#### [Supplied information]
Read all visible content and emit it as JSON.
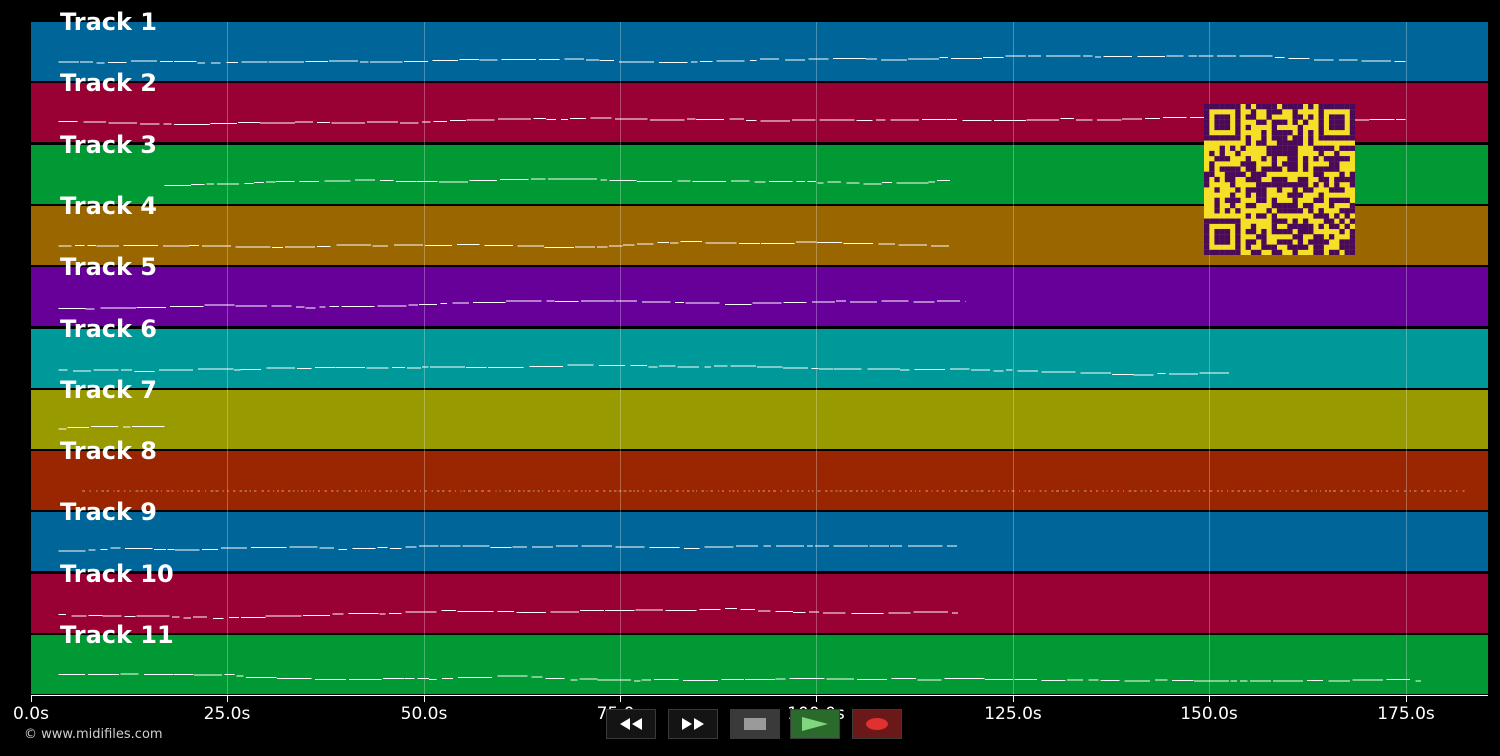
{
  "copyright": "© www.midifiles.com",
  "time_axis": {
    "min": 0,
    "max": 185.5,
    "ticks": [
      {
        "value": 0,
        "label": "0.0s"
      },
      {
        "value": 25,
        "label": "25.0s"
      },
      {
        "value": 50,
        "label": "50.0s"
      },
      {
        "value": 75,
        "label": "75.0s"
      },
      {
        "value": 100,
        "label": "100.0s"
      },
      {
        "value": 125,
        "label": "125.0s"
      },
      {
        "value": 150,
        "label": "150.0s"
      },
      {
        "value": 175,
        "label": "175.0s"
      }
    ]
  },
  "tracks": [
    {
      "name": "Track 1",
      "color": "#006699",
      "start": 3.5,
      "end": 175
    },
    {
      "name": "Track 2",
      "color": "#990033",
      "start": 3.5,
      "end": 175
    },
    {
      "name": "Track 3",
      "color": "#009933",
      "start": 17,
      "end": 117
    },
    {
      "name": "Track 4",
      "color": "#996600",
      "start": 3.5,
      "end": 117
    },
    {
      "name": "Track 5",
      "color": "#660099",
      "start": 3.5,
      "end": 119
    },
    {
      "name": "Track 6",
      "color": "#009999",
      "start": 3.5,
      "end": 152.5
    },
    {
      "name": "Track 7",
      "color": "#999900",
      "start": 3.5,
      "end": 17
    },
    {
      "name": "Track 8",
      "color": "#992600",
      "start": 6.5,
      "end": 183
    },
    {
      "name": "Track 9",
      "color": "#006699",
      "start": 3.5,
      "end": 118
    },
    {
      "name": "Track 10",
      "color": "#990033",
      "start": 3.5,
      "end": 118
    },
    {
      "name": "Track 11",
      "color": "#009933",
      "start": 3.5,
      "end": 177
    }
  ],
  "controls": {
    "rewind": "rewind-icon",
    "fast_forward": "fast-forward-icon",
    "stop": "stop-icon",
    "play": "play-icon",
    "record": "record-icon"
  },
  "qr_code": {
    "fg": "#4a0a5a",
    "bg": "#f6e027"
  }
}
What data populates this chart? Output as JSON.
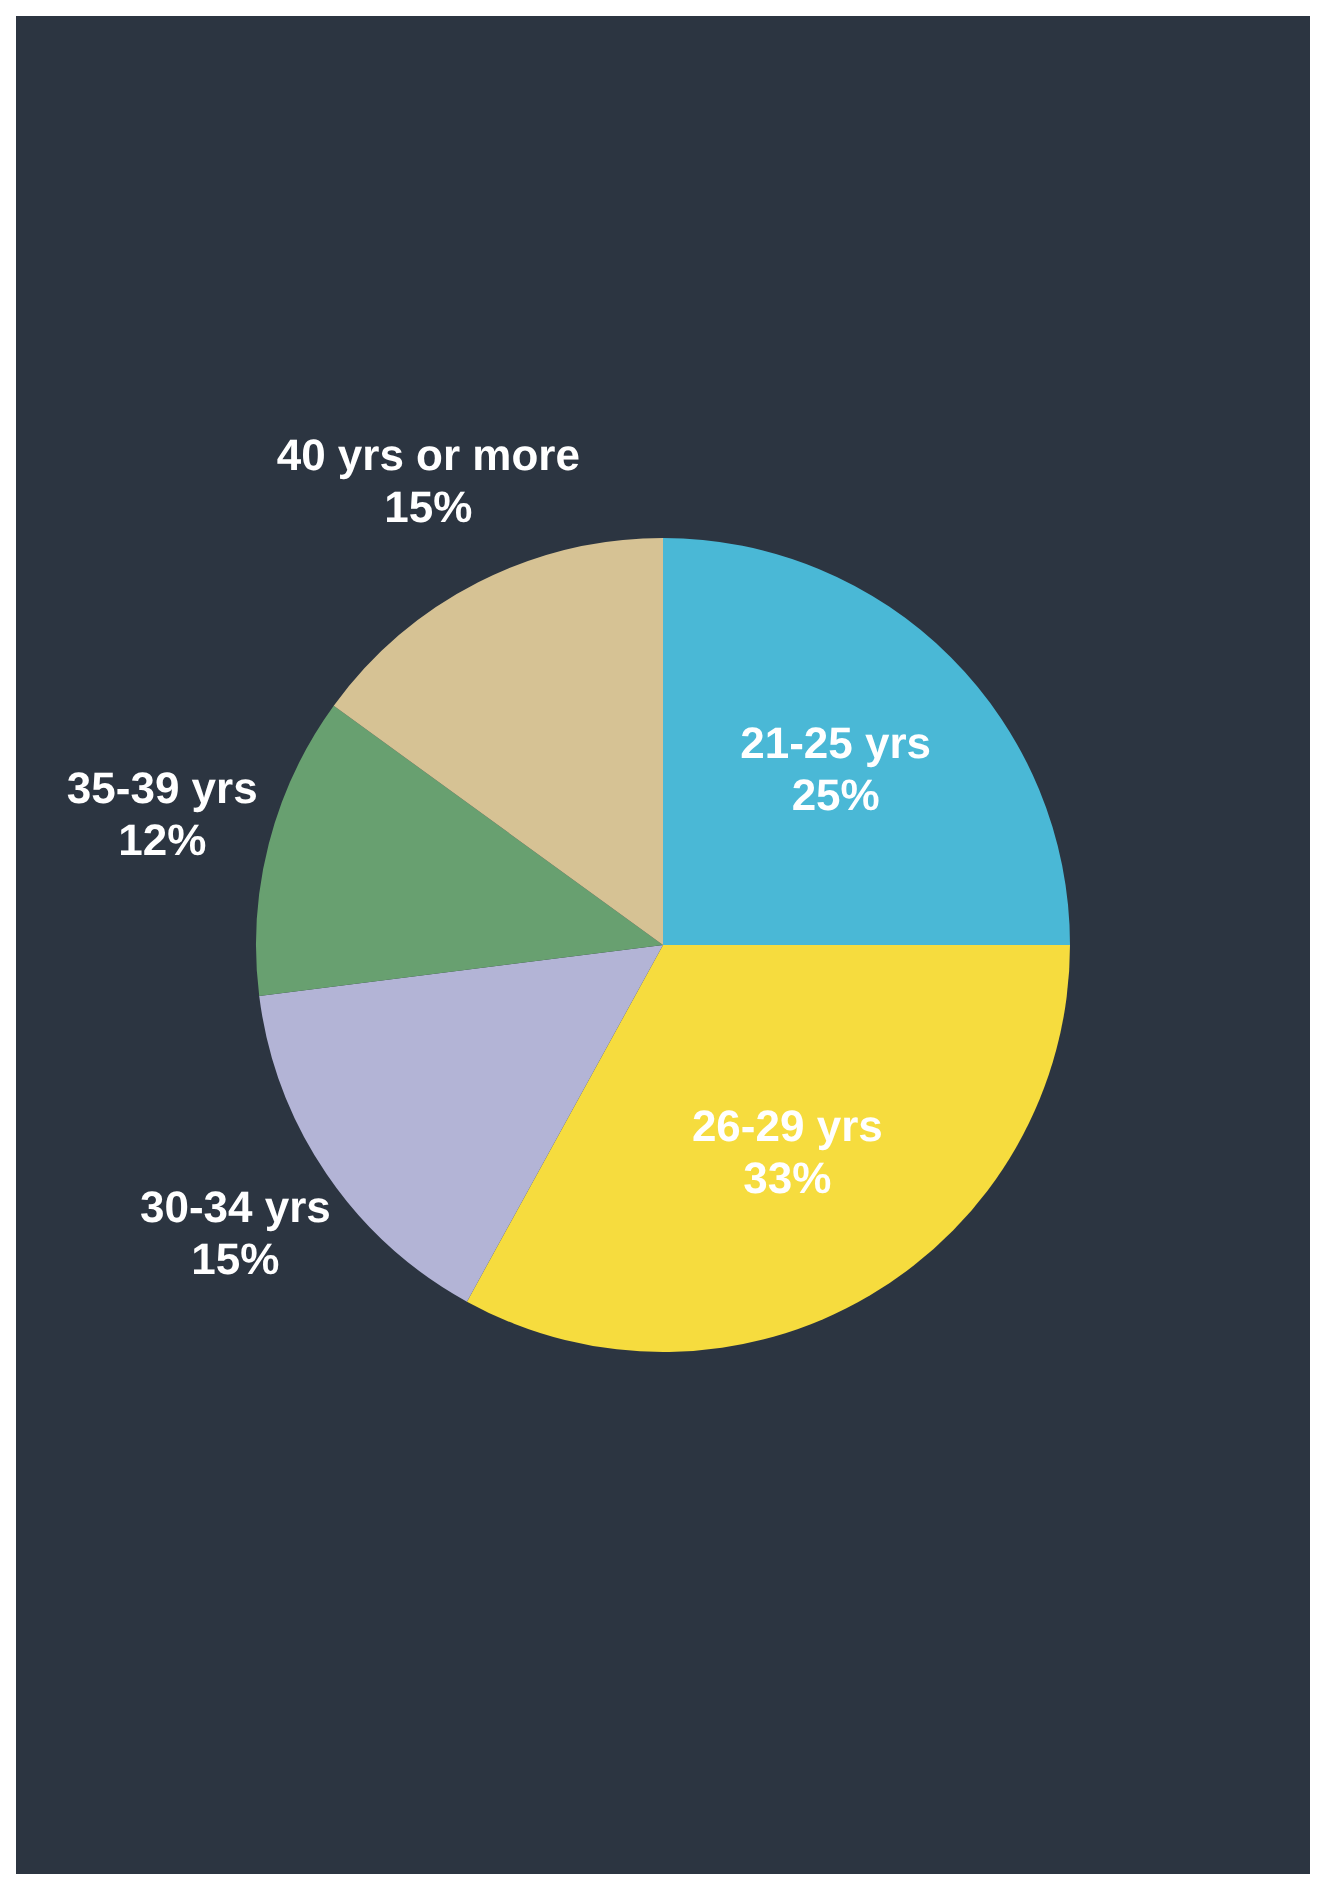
{
  "chart_data": {
    "type": "pie",
    "categories": [
      "21-25 yrs",
      "26-29 yrs",
      "30-34 yrs",
      "35-39 yrs",
      "40 yrs or more"
    ],
    "values": [
      25,
      33,
      15,
      12,
      15
    ],
    "value_labels": [
      "25%",
      "33%",
      "15%",
      "12%",
      "15%"
    ],
    "colors": [
      "#4ab8d6",
      "#f6dc3e",
      "#b3b4d6",
      "#68a070",
      "#d6c294"
    ]
  }
}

#### [What is needed]
Pictures stay out; reproduce every line of the records exactly.

#### [Full response]
Read all visible content and emit it as JSON.
{
  "copyright": "© www.midifiles.com",
  "time_axis": {
    "min": 0,
    "max": 185.5,
    "ticks": [
      {
        "value": 0,
        "label": "0.0s"
      },
      {
        "value": 25,
        "label": "25.0s"
      },
      {
        "value": 50,
        "label": "50.0s"
      },
      {
        "value": 75,
        "label": "75.0s"
      },
      {
        "value": 100,
        "label": "100.0s"
      },
      {
        "value": 125,
        "label": "125.0s"
      },
      {
        "value": 150,
        "label": "150.0s"
      },
      {
        "value": 175,
        "label": "175.0s"
      }
    ]
  },
  "tracks": [
    {
      "name": "Track 1",
      "color": "#006699",
      "start": 3.5,
      "end": 175
    },
    {
      "name": "Track 2",
      "color": "#990033",
      "start": 3.5,
      "end": 175
    },
    {
      "name": "Track 3",
      "color": "#009933",
      "start": 17,
      "end": 117
    },
    {
      "name": "Track 4",
      "color": "#996600",
      "start": 3.5,
      "end": 117
    },
    {
      "name": "Track 5",
      "color": "#660099",
      "start": 3.5,
      "end": 119
    },
    {
      "name": "Track 6",
      "color": "#009999",
      "start": 3.5,
      "end": 152.5
    },
    {
      "name": "Track 7",
      "color": "#999900",
      "start": 3.5,
      "end": 17
    },
    {
      "name": "Track 8",
      "color": "#992600",
      "start": 6.5,
      "end": 183
    },
    {
      "name": "Track 9",
      "color": "#006699",
      "start": 3.5,
      "end": 118
    },
    {
      "name": "Track 10",
      "color": "#990033",
      "start": 3.5,
      "end": 118
    },
    {
      "name": "Track 11",
      "color": "#009933",
      "start": 3.5,
      "end": 177
    }
  ],
  "controls": {
    "rewind": "rewind-icon",
    "fast_forward": "fast-forward-icon",
    "stop": "stop-icon",
    "play": "play-icon",
    "record": "record-icon"
  },
  "qr_code": {
    "fg": "#4a0a5a",
    "bg": "#f6e027"
  }
}
What data populates this chart? Output as JSON.
{
  "chart_data": {
    "type": "pie",
    "categories": [
      "21-25 yrs",
      "26-29 yrs",
      "30-34 yrs",
      "35-39 yrs",
      "40 yrs or more"
    ],
    "values": [
      25,
      33,
      15,
      12,
      15
    ],
    "value_labels": [
      "25%",
      "33%",
      "15%",
      "12%",
      "15%"
    ],
    "colors": [
      "#4ab8d6",
      "#f6dc3e",
      "#b3b4d6",
      "#68a070",
      "#d6c294"
    ]
  }
}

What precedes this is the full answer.